### Exercise aim
Lay out every line of the listing that follows as a JSON array of strings, with one string per line and blank lines omitted.

### Input data
******************************

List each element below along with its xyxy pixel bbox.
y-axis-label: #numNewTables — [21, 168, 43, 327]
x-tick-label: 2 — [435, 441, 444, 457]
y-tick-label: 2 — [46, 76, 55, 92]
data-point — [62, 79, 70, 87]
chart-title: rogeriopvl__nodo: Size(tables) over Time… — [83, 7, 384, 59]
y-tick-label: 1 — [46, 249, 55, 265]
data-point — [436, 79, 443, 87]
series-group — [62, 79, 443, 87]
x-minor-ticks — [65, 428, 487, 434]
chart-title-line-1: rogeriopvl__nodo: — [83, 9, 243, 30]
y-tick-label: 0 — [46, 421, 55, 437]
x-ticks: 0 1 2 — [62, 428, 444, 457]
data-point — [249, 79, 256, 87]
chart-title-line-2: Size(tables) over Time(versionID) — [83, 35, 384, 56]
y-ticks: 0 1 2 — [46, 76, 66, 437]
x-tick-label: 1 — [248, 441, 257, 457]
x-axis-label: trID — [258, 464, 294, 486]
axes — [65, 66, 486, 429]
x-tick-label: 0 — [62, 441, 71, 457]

******************************

### Exercise response
[
  "List each element below along with its xyxy pixel bbox.",
  "y-axis-label: #numNewTables — [21, 168, 43, 327]",
  "x-tick-label: 2 — [435, 441, 444, 457]",
  "y-tick-label: 2 — [46, 76, 55, 92]",
  "data-point — [62, 79, 70, 87]",
  "chart-title: rogeriopvl__nodo: Size(tables) over Time… — [83, 7, 384, 59]",
  "y-tick-label: 1 — [46, 249, 55, 265]",
  "data-point — [436, 79, 443, 87]",
  "series-group — [62, 79, 443, 87]",
  "x-minor-ticks — [65, 428, 487, 434]",
  "chart-title-line-1: rogeriopvl__nodo: — [83, 9, 243, 30]",
  "y-tick-label: 0 — [46, 421, 55, 437]",
  "x-ticks: 0 1 2 — [62, 428, 444, 457]",
  "data-point — [249, 79, 256, 87]",
  "chart-title-line-2: Size(tables) over Time(versionID) — [83, 35, 384, 56]",
  "y-ticks: 0 1 2 — [46, 76, 66, 437]",
  "x-tick-label: 1 — [248, 441, 257, 457]",
  "x-axis-label: trID — [258, 464, 294, 486]",
  "axes — [65, 66, 486, 429]",
  "x-tick-label: 0 — [62, 441, 71, 457]"
]